* **What you have to do**
Can you write out the whole listing exactly?

— Begin Dataset content —

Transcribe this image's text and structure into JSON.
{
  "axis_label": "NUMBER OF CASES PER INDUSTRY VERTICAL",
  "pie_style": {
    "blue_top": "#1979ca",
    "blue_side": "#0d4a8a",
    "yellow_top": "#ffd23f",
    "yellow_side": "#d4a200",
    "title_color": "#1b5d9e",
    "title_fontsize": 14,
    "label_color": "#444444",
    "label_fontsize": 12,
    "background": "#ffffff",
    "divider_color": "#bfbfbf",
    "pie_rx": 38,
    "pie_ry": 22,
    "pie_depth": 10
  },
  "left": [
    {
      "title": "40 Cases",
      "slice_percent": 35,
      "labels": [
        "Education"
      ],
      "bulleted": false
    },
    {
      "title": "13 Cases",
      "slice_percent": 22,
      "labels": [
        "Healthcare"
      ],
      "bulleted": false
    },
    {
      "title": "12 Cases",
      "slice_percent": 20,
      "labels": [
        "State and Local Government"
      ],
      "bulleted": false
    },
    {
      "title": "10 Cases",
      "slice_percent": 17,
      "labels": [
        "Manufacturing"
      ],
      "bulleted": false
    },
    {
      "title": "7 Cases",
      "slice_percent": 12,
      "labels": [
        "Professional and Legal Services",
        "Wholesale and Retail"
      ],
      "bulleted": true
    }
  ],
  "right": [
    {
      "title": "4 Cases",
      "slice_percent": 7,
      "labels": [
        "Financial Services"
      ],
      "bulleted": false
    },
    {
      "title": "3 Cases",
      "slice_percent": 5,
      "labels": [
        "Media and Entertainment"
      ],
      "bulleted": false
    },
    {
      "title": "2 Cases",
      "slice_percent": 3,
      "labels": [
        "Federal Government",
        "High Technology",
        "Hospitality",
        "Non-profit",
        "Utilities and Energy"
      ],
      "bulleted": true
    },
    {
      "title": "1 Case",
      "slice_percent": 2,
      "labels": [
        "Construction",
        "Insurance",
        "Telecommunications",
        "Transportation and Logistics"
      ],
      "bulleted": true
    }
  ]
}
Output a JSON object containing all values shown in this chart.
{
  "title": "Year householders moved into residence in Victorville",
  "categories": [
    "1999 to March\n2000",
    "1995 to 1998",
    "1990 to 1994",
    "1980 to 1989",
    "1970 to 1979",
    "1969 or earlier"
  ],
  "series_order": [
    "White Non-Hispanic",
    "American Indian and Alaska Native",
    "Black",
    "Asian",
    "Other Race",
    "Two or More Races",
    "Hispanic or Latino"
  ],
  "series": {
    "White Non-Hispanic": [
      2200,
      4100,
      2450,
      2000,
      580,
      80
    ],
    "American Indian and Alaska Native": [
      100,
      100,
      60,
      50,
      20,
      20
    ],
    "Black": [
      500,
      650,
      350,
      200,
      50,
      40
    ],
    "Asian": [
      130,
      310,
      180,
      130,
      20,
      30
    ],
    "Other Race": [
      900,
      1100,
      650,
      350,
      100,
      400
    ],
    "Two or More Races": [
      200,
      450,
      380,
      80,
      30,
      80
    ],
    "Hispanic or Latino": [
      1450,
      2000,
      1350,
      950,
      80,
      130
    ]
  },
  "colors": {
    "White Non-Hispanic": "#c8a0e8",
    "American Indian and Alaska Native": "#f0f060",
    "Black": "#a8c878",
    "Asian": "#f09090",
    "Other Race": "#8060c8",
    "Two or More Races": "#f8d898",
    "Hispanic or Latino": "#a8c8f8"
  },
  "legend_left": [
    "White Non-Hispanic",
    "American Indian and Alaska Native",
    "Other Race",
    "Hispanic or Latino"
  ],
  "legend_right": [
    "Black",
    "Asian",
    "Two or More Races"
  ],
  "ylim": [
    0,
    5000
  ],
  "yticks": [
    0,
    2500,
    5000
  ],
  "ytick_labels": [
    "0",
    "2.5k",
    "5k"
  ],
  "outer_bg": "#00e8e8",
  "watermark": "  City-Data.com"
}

— End Dataset content —

* **The answer**
Transcribe this image's text and structure into JSON.
{
  "axis_label": "NUMBER OF CASES PER INDUSTRY VERTICAL",
  "pie_style": {
    "blue_top": "#1979ca",
    "blue_side": "#0d4a8a",
    "yellow_top": "#ffd23f",
    "yellow_side": "#d4a200",
    "title_color": "#1b5d9e",
    "title_fontsize": 14,
    "label_color": "#444444",
    "label_fontsize": 12,
    "background": "#ffffff",
    "divider_color": "#bfbfbf",
    "pie_rx": 38,
    "pie_ry": 22,
    "pie_depth": 10
  },
  "left": [
    {
      "title": "40 Cases",
      "slice_percent": 35,
      "labels": [
        "Education"
      ],
      "bulleted": false
    },
    {
      "title": "13 Cases",
      "slice_percent": 22,
      "labels": [
        "Healthcare"
      ],
      "bulleted": false
    },
    {
      "title": "12 Cases",
      "slice_percent": 20,
      "labels": [
        "State and Local Government"
      ],
      "bulleted": false
    },
    {
      "title": "10 Cases",
      "slice_percent": 17,
      "labels": [
        "Manufacturing"
      ],
      "bulleted": false
    },
    {
      "title": "7 Cases",
      "slice_percent": 12,
      "labels": [
        "Professional and Legal Services",
        "Wholesale and Retail"
      ],
      "bulleted": true
    }
  ],
  "right": [
    {
      "title": "4 Cases",
      "slice_percent": 7,
      "labels": [
        "Financial Services"
      ],
      "bulleted": false
    },
    {
      "title": "3 Cases",
      "slice_percent": 5,
      "labels": [
        "Media and Entertainment"
      ],
      "bulleted": false
    },
    {
      "title": "2 Cases",
      "slice_percent": 3,
      "labels": [
        "Federal Government",
        "High Technology",
        "Hospitality",
        "Non-profit",
        "Utilities and Energy"
      ],
      "bulleted": true
    },
    {
      "title": "1 Case",
      "slice_percent": 2,
      "labels": [
        "Construction",
        "Insurance",
        "Telecommunications",
        "Transportation and Logistics"
      ],
      "bulleted": true
    }
  ]
}
Output a JSON object containing all values shown in this chart.
{
  "title": "Year householders moved into residence in Victorville",
  "categories": [
    "1999 to March\n2000",
    "1995 to 1998",
    "1990 to 1994",
    "1980 to 1989",
    "1970 to 1979",
    "1969 or earlier"
  ],
  "series_order": [
    "White Non-Hispanic",
    "American Indian and Alaska Native",
    "Black",
    "Asian",
    "Other Race",
    "Two or More Races",
    "Hispanic or Latino"
  ],
  "series": {
    "White Non-Hispanic": [
      2200,
      4100,
      2450,
      2000,
      580,
      80
    ],
    "American Indian and Alaska Native": [
      100,
      100,
      60,
      50,
      20,
      20
    ],
    "Black": [
      500,
      650,
      350,
      200,
      50,
      40
    ],
    "Asian": [
      130,
      310,
      180,
      130,
      20,
      30
    ],
    "Other Race": [
      900,
      1100,
      650,
      350,
      100,
      400
    ],
    "Two or More Races": [
      200,
      450,
      380,
      80,
      30,
      80
    ],
    "Hispanic or Latino": [
      1450,
      2000,
      1350,
      950,
      80,
      130
    ]
  },
  "colors": {
    "White Non-Hispanic": "#c8a0e8",
    "American Indian and Alaska Native": "#f0f060",
    "Black": "#a8c878",
    "Asian": "#f09090",
    "Other Race": "#8060c8",
    "Two or More Races": "#f8d898",
    "Hispanic or Latino": "#a8c8f8"
  },
  "legend_left": [
    "White Non-Hispanic",
    "American Indian and Alaska Native",
    "Other Race",
    "Hispanic or Latino"
  ],
  "legend_right": [
    "Black",
    "Asian",
    "Two or More Races"
  ],
  "ylim": [
    0,
    5000
  ],
  "yticks": [
    0,
    2500,
    5000
  ],
  "ytick_labels": [
    "0",
    "2.5k",
    "5k"
  ],
  "outer_bg": "#00e8e8",
  "watermark": "  City-Data.com"
}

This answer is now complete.